### Records supplied
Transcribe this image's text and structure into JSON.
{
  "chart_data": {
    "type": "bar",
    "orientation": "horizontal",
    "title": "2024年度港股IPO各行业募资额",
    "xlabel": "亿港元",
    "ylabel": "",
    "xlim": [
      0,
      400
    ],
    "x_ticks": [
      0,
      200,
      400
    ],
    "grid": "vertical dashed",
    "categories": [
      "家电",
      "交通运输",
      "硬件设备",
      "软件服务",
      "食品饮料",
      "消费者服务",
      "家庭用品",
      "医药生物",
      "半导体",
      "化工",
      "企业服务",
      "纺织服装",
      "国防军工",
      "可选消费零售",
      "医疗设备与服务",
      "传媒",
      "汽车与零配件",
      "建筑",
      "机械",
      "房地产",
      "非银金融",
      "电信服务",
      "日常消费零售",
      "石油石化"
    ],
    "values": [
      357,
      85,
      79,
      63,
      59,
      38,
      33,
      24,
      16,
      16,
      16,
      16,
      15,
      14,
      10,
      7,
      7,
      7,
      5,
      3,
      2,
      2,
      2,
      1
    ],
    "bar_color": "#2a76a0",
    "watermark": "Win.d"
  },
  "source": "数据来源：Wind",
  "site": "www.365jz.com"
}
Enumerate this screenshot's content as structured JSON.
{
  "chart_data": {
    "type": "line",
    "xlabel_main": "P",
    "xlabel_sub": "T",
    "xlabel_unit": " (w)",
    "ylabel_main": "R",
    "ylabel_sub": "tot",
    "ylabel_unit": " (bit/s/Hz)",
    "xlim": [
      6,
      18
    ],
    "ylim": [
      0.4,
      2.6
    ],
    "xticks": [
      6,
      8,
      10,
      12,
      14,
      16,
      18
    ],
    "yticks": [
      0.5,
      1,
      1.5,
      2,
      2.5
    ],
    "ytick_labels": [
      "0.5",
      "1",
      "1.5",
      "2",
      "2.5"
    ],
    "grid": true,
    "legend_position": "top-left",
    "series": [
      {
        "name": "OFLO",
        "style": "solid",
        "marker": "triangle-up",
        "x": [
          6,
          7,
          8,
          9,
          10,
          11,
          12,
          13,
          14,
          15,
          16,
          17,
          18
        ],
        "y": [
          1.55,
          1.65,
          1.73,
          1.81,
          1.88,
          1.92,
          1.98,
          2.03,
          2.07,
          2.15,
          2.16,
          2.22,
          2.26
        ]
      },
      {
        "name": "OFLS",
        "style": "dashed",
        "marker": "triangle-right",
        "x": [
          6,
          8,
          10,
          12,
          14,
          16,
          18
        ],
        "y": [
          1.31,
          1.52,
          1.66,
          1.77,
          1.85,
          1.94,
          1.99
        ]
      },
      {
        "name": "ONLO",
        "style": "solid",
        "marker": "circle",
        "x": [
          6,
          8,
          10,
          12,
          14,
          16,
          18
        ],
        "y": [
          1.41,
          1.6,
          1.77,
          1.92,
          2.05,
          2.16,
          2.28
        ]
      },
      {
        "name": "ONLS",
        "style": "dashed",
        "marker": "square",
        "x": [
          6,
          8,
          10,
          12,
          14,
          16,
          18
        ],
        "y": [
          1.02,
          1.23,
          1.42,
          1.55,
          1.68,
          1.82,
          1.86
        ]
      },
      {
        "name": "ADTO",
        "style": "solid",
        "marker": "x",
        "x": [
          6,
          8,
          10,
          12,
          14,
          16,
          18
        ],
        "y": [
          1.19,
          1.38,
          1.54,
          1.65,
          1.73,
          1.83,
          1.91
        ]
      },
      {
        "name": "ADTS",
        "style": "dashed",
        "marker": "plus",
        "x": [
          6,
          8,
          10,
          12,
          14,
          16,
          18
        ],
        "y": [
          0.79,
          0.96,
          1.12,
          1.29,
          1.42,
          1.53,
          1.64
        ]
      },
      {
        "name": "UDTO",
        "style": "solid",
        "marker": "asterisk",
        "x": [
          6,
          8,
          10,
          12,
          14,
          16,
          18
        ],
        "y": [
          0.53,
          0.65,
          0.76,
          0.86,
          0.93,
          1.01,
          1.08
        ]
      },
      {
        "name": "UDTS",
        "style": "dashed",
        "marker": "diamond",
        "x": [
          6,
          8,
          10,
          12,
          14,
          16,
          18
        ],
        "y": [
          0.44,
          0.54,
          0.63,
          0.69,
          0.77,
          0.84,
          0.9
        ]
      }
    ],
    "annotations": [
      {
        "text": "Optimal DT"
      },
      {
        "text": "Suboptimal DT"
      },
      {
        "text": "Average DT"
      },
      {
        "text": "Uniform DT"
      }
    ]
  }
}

### Exercise
Transcribe all entries exactly as they are given.

### Response to this exercise
Transcribe this image's text and structure into JSON.
{
  "chart_data": {
    "type": "bar",
    "orientation": "horizontal",
    "title": "2024年度港股IPO各行业募资额",
    "xlabel": "亿港元",
    "ylabel": "",
    "xlim": [
      0,
      400
    ],
    "x_ticks": [
      0,
      200,
      400
    ],
    "grid": "vertical dashed",
    "categories": [
      "家电",
      "交通运输",
      "硬件设备",
      "软件服务",
      "食品饮料",
      "消费者服务",
      "家庭用品",
      "医药生物",
      "半导体",
      "化工",
      "企业服务",
      "纺织服装",
      "国防军工",
      "可选消费零售",
      "医疗设备与服务",
      "传媒",
      "汽车与零配件",
      "建筑",
      "机械",
      "房地产",
      "非银金融",
      "电信服务",
      "日常消费零售",
      "石油石化"
    ],
    "values": [
      357,
      85,
      79,
      63,
      59,
      38,
      33,
      24,
      16,
      16,
      16,
      16,
      15,
      14,
      10,
      7,
      7,
      7,
      5,
      3,
      2,
      2,
      2,
      1
    ],
    "bar_color": "#2a76a0",
    "watermark": "Win.d"
  },
  "source": "数据来源：Wind",
  "site": "www.365jz.com"
}
Enumerate this screenshot's content as structured JSON.
{
  "chart_data": {
    "type": "line",
    "xlabel_main": "P",
    "xlabel_sub": "T",
    "xlabel_unit": " (w)",
    "ylabel_main": "R",
    "ylabel_sub": "tot",
    "ylabel_unit": " (bit/s/Hz)",
    "xlim": [
      6,
      18
    ],
    "ylim": [
      0.4,
      2.6
    ],
    "xticks": [
      6,
      8,
      10,
      12,
      14,
      16,
      18
    ],
    "yticks": [
      0.5,
      1,
      1.5,
      2,
      2.5
    ],
    "ytick_labels": [
      "0.5",
      "1",
      "1.5",
      "2",
      "2.5"
    ],
    "grid": true,
    "legend_position": "top-left",
    "series": [
      {
        "name": "OFLO",
        "style": "solid",
        "marker": "triangle-up",
        "x": [
          6,
          7,
          8,
          9,
          10,
          11,
          12,
          13,
          14,
          15,
          16,
          17,
          18
        ],
        "y": [
          1.55,
          1.65,
          1.73,
          1.81,
          1.88,
          1.92,
          1.98,
          2.03,
          2.07,
          2.15,
          2.16,
          2.22,
          2.26
        ]
      },
      {
        "name": "OFLS",
        "style": "dashed",
        "marker": "triangle-right",
        "x": [
          6,
          8,
          10,
          12,
          14,
          16,
          18
        ],
        "y": [
          1.31,
          1.52,
          1.66,
          1.77,
          1.85,
          1.94,
          1.99
        ]
      },
      {
        "name": "ONLO",
        "style": "solid",
        "marker": "circle",
        "x": [
          6,
          8,
          10,
          12,
          14,
          16,
          18
        ],
        "y": [
          1.41,
          1.6,
          1.77,
          1.92,
          2.05,
          2.16,
          2.28
        ]
      },
      {
        "name": "ONLS",
        "style": "dashed",
        "marker": "square",
        "x": [
          6,
          8,
          10,
          12,
          14,
          16,
          18
        ],
        "y": [
          1.02,
          1.23,
          1.42,
          1.55,
          1.68,
          1.82,
          1.86
        ]
      },
      {
        "name": "ADTO",
        "style": "solid",
        "marker": "x",
        "x": [
          6,
          8,
          10,
          12,
          14,
          16,
          18
        ],
        "y": [
          1.19,
          1.38,
          1.54,
          1.65,
          1.73,
          1.83,
          1.91
        ]
      },
      {
        "name": "ADTS",
        "style": "dashed",
        "marker": "plus",
        "x": [
          6,
          8,
          10,
          12,
          14,
          16,
          18
        ],
        "y": [
          0.79,
          0.96,
          1.12,
          1.29,
          1.42,
          1.53,
          1.64
        ]
      },
      {
        "name": "UDTO",
        "style": "solid",
        "marker": "asterisk",
        "x": [
          6,
          8,
          10,
          12,
          14,
          16,
          18
        ],
        "y": [
          0.53,
          0.65,
          0.76,
          0.86,
          0.93,
          1.01,
          1.08
        ]
      },
      {
        "name": "UDTS",
        "style": "dashed",
        "marker": "diamond",
        "x": [
          6,
          8,
          10,
          12,
          14,
          16,
          18
        ],
        "y": [
          0.44,
          0.54,
          0.63,
          0.69,
          0.77,
          0.84,
          0.9
        ]
      }
    ],
    "annotations": [
      {
        "text": "Optimal DT"
      },
      {
        "text": "Suboptimal DT"
      },
      {
        "text": "Average DT"
      },
      {
        "text": "Uniform DT"
      }
    ]
  }
}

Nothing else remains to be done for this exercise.